§ **WHAT THIS TASK INVOLVES**: Every line of the listing must be reproduced as it stands. Leave the images behind.

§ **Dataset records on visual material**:

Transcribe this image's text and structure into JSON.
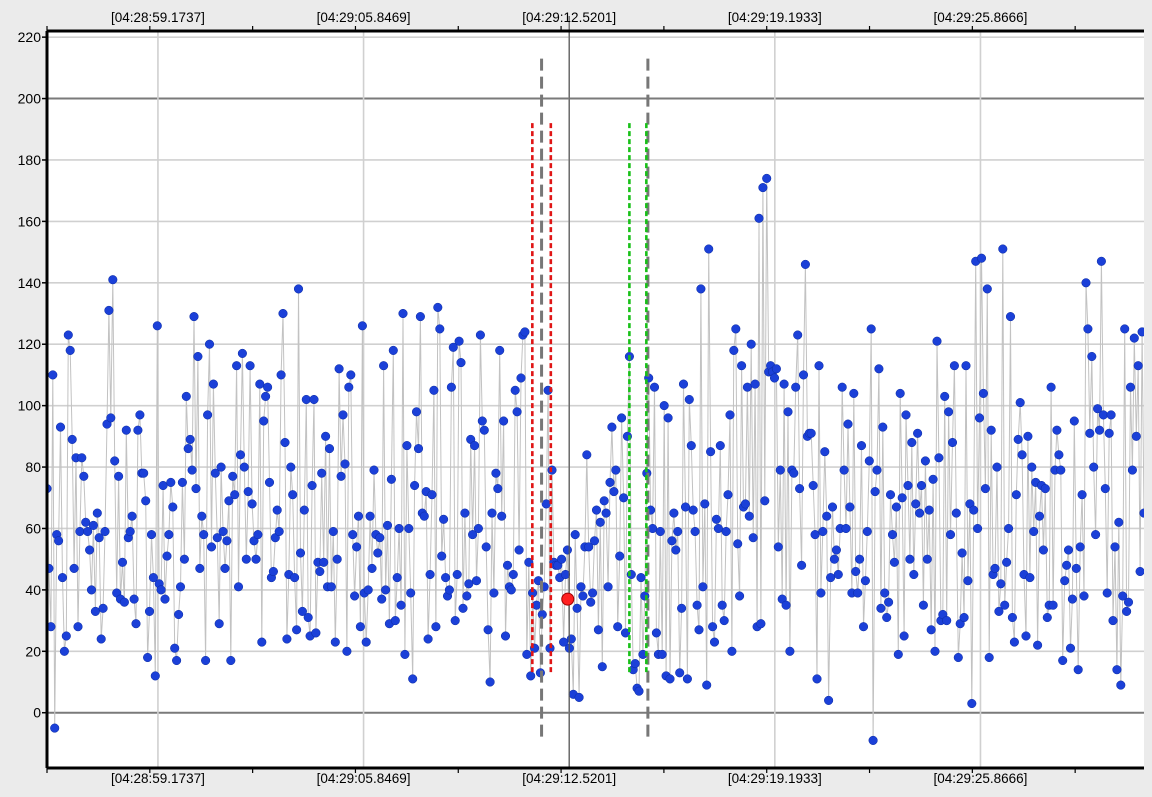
{
  "colors": {
    "background": "#ebebeb",
    "plot_background": "#ffffff",
    "axis": "#000000",
    "minor_grid": "#d0d0d0",
    "major_grid": "#7a7a7a",
    "point": "#1b40d8",
    "line": "#c2c2c2",
    "highlight": "#ff2020",
    "marker_gray": "#777777",
    "marker_red": "#e01515",
    "marker_green": "#18c018",
    "cursor": "#555555"
  },
  "chart_data": {
    "type": "scatter",
    "title": "",
    "xlabel": "",
    "ylabel": "",
    "x_tick_labels": [
      "[04:28:59.1737]",
      "[04:29:05.8469]",
      "[04:29:12.5201]",
      "[04:29:19.1933]",
      "[04:29:25.8666]"
    ],
    "y_ticks": [
      0,
      20,
      40,
      60,
      80,
      100,
      120,
      140,
      160,
      180,
      200,
      220
    ],
    "major_y_lines": [
      0,
      200
    ],
    "ylim": [
      -18,
      222
    ],
    "x_range_seconds_from_first_tick": [
      -3.6,
      32.0
    ],
    "tick_seconds_from_first_tick": [
      0,
      6.6732,
      13.3464,
      20.0196,
      26.6929
    ],
    "grid": true,
    "cursor_x": 13.3464,
    "markers": [
      {
        "kind": "gray-dashed",
        "x": 12.45,
        "y_range": [
          -9,
          213
        ]
      },
      {
        "kind": "gray-dashed",
        "x": 15.9,
        "y_range": [
          -9,
          213
        ]
      },
      {
        "kind": "red-dotted",
        "x": 12.15,
        "y_range": [
          13,
          192
        ]
      },
      {
        "kind": "red-dotted",
        "x": 12.75,
        "y_range": [
          13,
          192
        ]
      },
      {
        "kind": "green-dotted",
        "x": 15.3,
        "y_range": [
          13,
          192
        ]
      },
      {
        "kind": "green-dotted",
        "x": 15.85,
        "y_range": [
          13,
          192
        ]
      }
    ],
    "highlight_point": {
      "x": 13.3,
      "y": 37
    },
    "series": [
      {
        "values": [
          73,
          47,
          28,
          110,
          -5,
          58,
          56,
          93,
          44,
          20,
          25,
          123,
          118,
          89,
          47,
          83,
          28,
          59,
          83,
          77,
          62,
          59,
          53,
          40,
          61,
          33,
          65,
          57,
          24,
          34,
          59,
          94,
          131,
          96,
          141,
          82,
          39,
          77,
          37,
          49,
          36,
          92,
          57,
          59,
          64,
          37,
          29,
          92,
          97,
          78,
          78,
          69,
          18,
          33,
          58,
          44,
          12,
          126,
          42,
          40,
          74,
          37,
          51,
          58,
          75,
          67,
          21,
          17,
          32,
          41,
          75,
          50,
          103,
          86,
          89,
          79,
          129,
          73,
          116,
          47,
          64,
          58,
          17,
          97,
          120,
          54,
          107,
          78,
          57,
          29,
          80,
          59,
          47,
          56,
          69,
          17,
          77,
          71,
          113,
          41,
          84,
          117,
          80,
          50,
          72,
          113,
          68,
          56,
          50,
          58,
          107,
          23,
          95,
          103,
          106,
          75,
          44,
          46,
          57,
          66,
          59,
          110,
          130,
          88,
          24,
          45,
          80,
          71,
          44,
          27,
          138,
          52,
          33,
          66,
          102,
          31,
          25,
          74,
          102,
          26,
          49,
          46,
          78,
          49,
          90,
          41,
          86,
          41,
          59,
          23,
          50,
          112,
          77,
          97,
          81,
          20,
          106,
          110,
          58,
          38,
          54,
          64,
          28,
          126,
          39,
          23,
          40,
          64,
          47,
          79,
          58,
          52,
          57,
          37,
          113,
          40,
          61,
          29,
          76,
          118,
          30,
          44,
          60,
          35,
          130,
          19,
          87,
          60,
          39,
          11,
          74,
          98,
          86,
          129,
          65,
          64,
          72,
          24,
          45,
          71,
          105,
          28,
          132,
          125,
          51,
          63,
          44,
          38,
          40,
          106,
          119,
          30,
          45,
          121,
          114,
          34,
          65,
          38,
          42,
          89,
          58,
          87,
          43,
          60,
          123,
          95,
          92,
          54,
          27,
          10,
          65,
          39,
          78,
          73,
          118,
          64,
          95,
          25,
          48,
          41,
          40,
          45,
          105,
          98,
          53,
          109,
          123,
          124,
          19,
          49,
          12,
          39,
          21,
          35,
          43,
          13,
          32,
          41,
          68,
          105,
          21,
          79,
          49,
          48,
          48,
          44,
          50,
          23,
          45,
          53,
          21,
          24,
          6,
          58,
          34,
          5,
          41,
          38,
          54,
          84,
          54,
          36,
          39,
          56,
          66,
          27,
          62,
          15,
          69,
          65,
          41,
          75,
          93,
          72,
          79,
          28,
          51,
          96,
          70,
          26,
          90,
          116,
          45,
          14,
          16,
          8,
          7,
          44,
          19,
          38,
          78,
          109,
          66,
          60,
          106,
          26,
          19,
          59,
          19,
          100,
          12,
          96,
          11,
          56,
          65,
          53,
          59,
          13,
          34,
          107,
          67,
          11,
          102,
          87,
          66,
          59,
          35,
          27,
          138,
          41,
          68,
          9,
          151,
          85,
          28,
          23,
          63,
          60,
          87,
          35,
          30,
          59,
          71,
          97,
          20,
          118,
          125,
          55,
          38,
          113,
          67,
          68,
          106,
          64,
          120,
          57,
          107,
          28,
          161,
          29,
          171,
          69,
          174,
          111,
          113,
          111,
          109,
          112,
          54,
          79,
          37,
          107,
          35,
          98,
          20,
          79,
          78,
          106,
          123,
          73,
          48,
          110,
          146,
          90,
          91,
          91,
          74,
          58,
          11,
          113,
          39,
          59,
          85,
          64,
          4,
          44,
          67,
          50,
          53,
          45,
          60,
          106,
          79,
          60,
          94,
          67,
          39,
          104,
          46,
          39,
          50,
          87,
          28,
          43,
          59,
          82,
          125,
          -9,
          72,
          79,
          112,
          34,
          93,
          39,
          31,
          36,
          71,
          58,
          49,
          67,
          19,
          104,
          70,
          25,
          97,
          74,
          50,
          88,
          45,
          68,
          91,
          65,
          74,
          35,
          82,
          50,
          66,
          27,
          76,
          20,
          121,
          83,
          30,
          32,
          103,
          30,
          98,
          58,
          88,
          113,
          65,
          18,
          29,
          52,
          31,
          113,
          43,
          68,
          3,
          66,
          147,
          60,
          96,
          148,
          104,
          73,
          138,
          18,
          92,
          45,
          47,
          80,
          33,
          42,
          151,
          35,
          49,
          60,
          129,
          31,
          23,
          71,
          89,
          101,
          84,
          45,
          25,
          90,
          44,
          80,
          59,
          75,
          22,
          64,
          74,
          53,
          73,
          31,
          35,
          106,
          35,
          79,
          92,
          84,
          79,
          17,
          43,
          48,
          53,
          21,
          37,
          95,
          47,
          14,
          54,
          71,
          38,
          140,
          125,
          91,
          116,
          80,
          58,
          99,
          92,
          147,
          97,
          73,
          39,
          91,
          97,
          30,
          54,
          14,
          62,
          9,
          38,
          125,
          33,
          36,
          106,
          79,
          122,
          90,
          113,
          46,
          124,
          65
        ]
      }
    ]
  }
}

§ **ANSWER BELOW**:
Transcribe this image's text and structure into JSON.
{
  "colors": {
    "background": "#ebebeb",
    "plot_background": "#ffffff",
    "axis": "#000000",
    "minor_grid": "#d0d0d0",
    "major_grid": "#7a7a7a",
    "point": "#1b40d8",
    "line": "#c2c2c2",
    "highlight": "#ff2020",
    "marker_gray": "#777777",
    "marker_red": "#e01515",
    "marker_green": "#18c018",
    "cursor": "#555555"
  },
  "chart_data": {
    "type": "scatter",
    "title": "",
    "xlabel": "",
    "ylabel": "",
    "x_tick_labels": [
      "[04:28:59.1737]",
      "[04:29:05.8469]",
      "[04:29:12.5201]",
      "[04:29:19.1933]",
      "[04:29:25.8666]"
    ],
    "y_ticks": [
      0,
      20,
      40,
      60,
      80,
      100,
      120,
      140,
      160,
      180,
      200,
      220
    ],
    "major_y_lines": [
      0,
      200
    ],
    "ylim": [
      -18,
      222
    ],
    "x_range_seconds_from_first_tick": [
      -3.6,
      32.0
    ],
    "tick_seconds_from_first_tick": [
      0,
      6.6732,
      13.3464,
      20.0196,
      26.6929
    ],
    "grid": true,
    "cursor_x": 13.3464,
    "markers": [
      {
        "kind": "gray-dashed",
        "x": 12.45,
        "y_range": [
          -9,
          213
        ]
      },
      {
        "kind": "gray-dashed",
        "x": 15.9,
        "y_range": [
          -9,
          213
        ]
      },
      {
        "kind": "red-dotted",
        "x": 12.15,
        "y_range": [
          13,
          192
        ]
      },
      {
        "kind": "red-dotted",
        "x": 12.75,
        "y_range": [
          13,
          192
        ]
      },
      {
        "kind": "green-dotted",
        "x": 15.3,
        "y_range": [
          13,
          192
        ]
      },
      {
        "kind": "green-dotted",
        "x": 15.85,
        "y_range": [
          13,
          192
        ]
      }
    ],
    "highlight_point": {
      "x": 13.3,
      "y": 37
    },
    "series": [
      {
        "values": [
          73,
          47,
          28,
          110,
          -5,
          58,
          56,
          93,
          44,
          20,
          25,
          123,
          118,
          89,
          47,
          83,
          28,
          59,
          83,
          77,
          62,
          59,
          53,
          40,
          61,
          33,
          65,
          57,
          24,
          34,
          59,
          94,
          131,
          96,
          141,
          82,
          39,
          77,
          37,
          49,
          36,
          92,
          57,
          59,
          64,
          37,
          29,
          92,
          97,
          78,
          78,
          69,
          18,
          33,
          58,
          44,
          12,
          126,
          42,
          40,
          74,
          37,
          51,
          58,
          75,
          67,
          21,
          17,
          32,
          41,
          75,
          50,
          103,
          86,
          89,
          79,
          129,
          73,
          116,
          47,
          64,
          58,
          17,
          97,
          120,
          54,
          107,
          78,
          57,
          29,
          80,
          59,
          47,
          56,
          69,
          17,
          77,
          71,
          113,
          41,
          84,
          117,
          80,
          50,
          72,
          113,
          68,
          56,
          50,
          58,
          107,
          23,
          95,
          103,
          106,
          75,
          44,
          46,
          57,
          66,
          59,
          110,
          130,
          88,
          24,
          45,
          80,
          71,
          44,
          27,
          138,
          52,
          33,
          66,
          102,
          31,
          25,
          74,
          102,
          26,
          49,
          46,
          78,
          49,
          90,
          41,
          86,
          41,
          59,
          23,
          50,
          112,
          77,
          97,
          81,
          20,
          106,
          110,
          58,
          38,
          54,
          64,
          28,
          126,
          39,
          23,
          40,
          64,
          47,
          79,
          58,
          52,
          57,
          37,
          113,
          40,
          61,
          29,
          76,
          118,
          30,
          44,
          60,
          35,
          130,
          19,
          87,
          60,
          39,
          11,
          74,
          98,
          86,
          129,
          65,
          64,
          72,
          24,
          45,
          71,
          105,
          28,
          132,
          125,
          51,
          63,
          44,
          38,
          40,
          106,
          119,
          30,
          45,
          121,
          114,
          34,
          65,
          38,
          42,
          89,
          58,
          87,
          43,
          60,
          123,
          95,
          92,
          54,
          27,
          10,
          65,
          39,
          78,
          73,
          118,
          64,
          95,
          25,
          48,
          41,
          40,
          45,
          105,
          98,
          53,
          109,
          123,
          124,
          19,
          49,
          12,
          39,
          21,
          35,
          43,
          13,
          32,
          41,
          68,
          105,
          21,
          79,
          49,
          48,
          48,
          44,
          50,
          23,
          45,
          53,
          21,
          24,
          6,
          58,
          34,
          5,
          41,
          38,
          54,
          84,
          54,
          36,
          39,
          56,
          66,
          27,
          62,
          15,
          69,
          65,
          41,
          75,
          93,
          72,
          79,
          28,
          51,
          96,
          70,
          26,
          90,
          116,
          45,
          14,
          16,
          8,
          7,
          44,
          19,
          38,
          78,
          109,
          66,
          60,
          106,
          26,
          19,
          59,
          19,
          100,
          12,
          96,
          11,
          56,
          65,
          53,
          59,
          13,
          34,
          107,
          67,
          11,
          102,
          87,
          66,
          59,
          35,
          27,
          138,
          41,
          68,
          9,
          151,
          85,
          28,
          23,
          63,
          60,
          87,
          35,
          30,
          59,
          71,
          97,
          20,
          118,
          125,
          55,
          38,
          113,
          67,
          68,
          106,
          64,
          120,
          57,
          107,
          28,
          161,
          29,
          171,
          69,
          174,
          111,
          113,
          111,
          109,
          112,
          54,
          79,
          37,
          107,
          35,
          98,
          20,
          79,
          78,
          106,
          123,
          73,
          48,
          110,
          146,
          90,
          91,
          91,
          74,
          58,
          11,
          113,
          39,
          59,
          85,
          64,
          4,
          44,
          67,
          50,
          53,
          45,
          60,
          106,
          79,
          60,
          94,
          67,
          39,
          104,
          46,
          39,
          50,
          87,
          28,
          43,
          59,
          82,
          125,
          -9,
          72,
          79,
          112,
          34,
          93,
          39,
          31,
          36,
          71,
          58,
          49,
          67,
          19,
          104,
          70,
          25,
          97,
          74,
          50,
          88,
          45,
          68,
          91,
          65,
          74,
          35,
          82,
          50,
          66,
          27,
          76,
          20,
          121,
          83,
          30,
          32,
          103,
          30,
          98,
          58,
          88,
          113,
          65,
          18,
          29,
          52,
          31,
          113,
          43,
          68,
          3,
          66,
          147,
          60,
          96,
          148,
          104,
          73,
          138,
          18,
          92,
          45,
          47,
          80,
          33,
          42,
          151,
          35,
          49,
          60,
          129,
          31,
          23,
          71,
          89,
          101,
          84,
          45,
          25,
          90,
          44,
          80,
          59,
          75,
          22,
          64,
          74,
          53,
          73,
          31,
          35,
          106,
          35,
          79,
          92,
          84,
          79,
          17,
          43,
          48,
          53,
          21,
          37,
          95,
          47,
          14,
          54,
          71,
          38,
          140,
          125,
          91,
          116,
          80,
          58,
          99,
          92,
          147,
          97,
          73,
          39,
          91,
          97,
          30,
          54,
          14,
          62,
          9,
          38,
          125,
          33,
          36,
          106,
          79,
          122,
          90,
          113,
          46,
          124,
          65
        ]
      }
    ]
  }
}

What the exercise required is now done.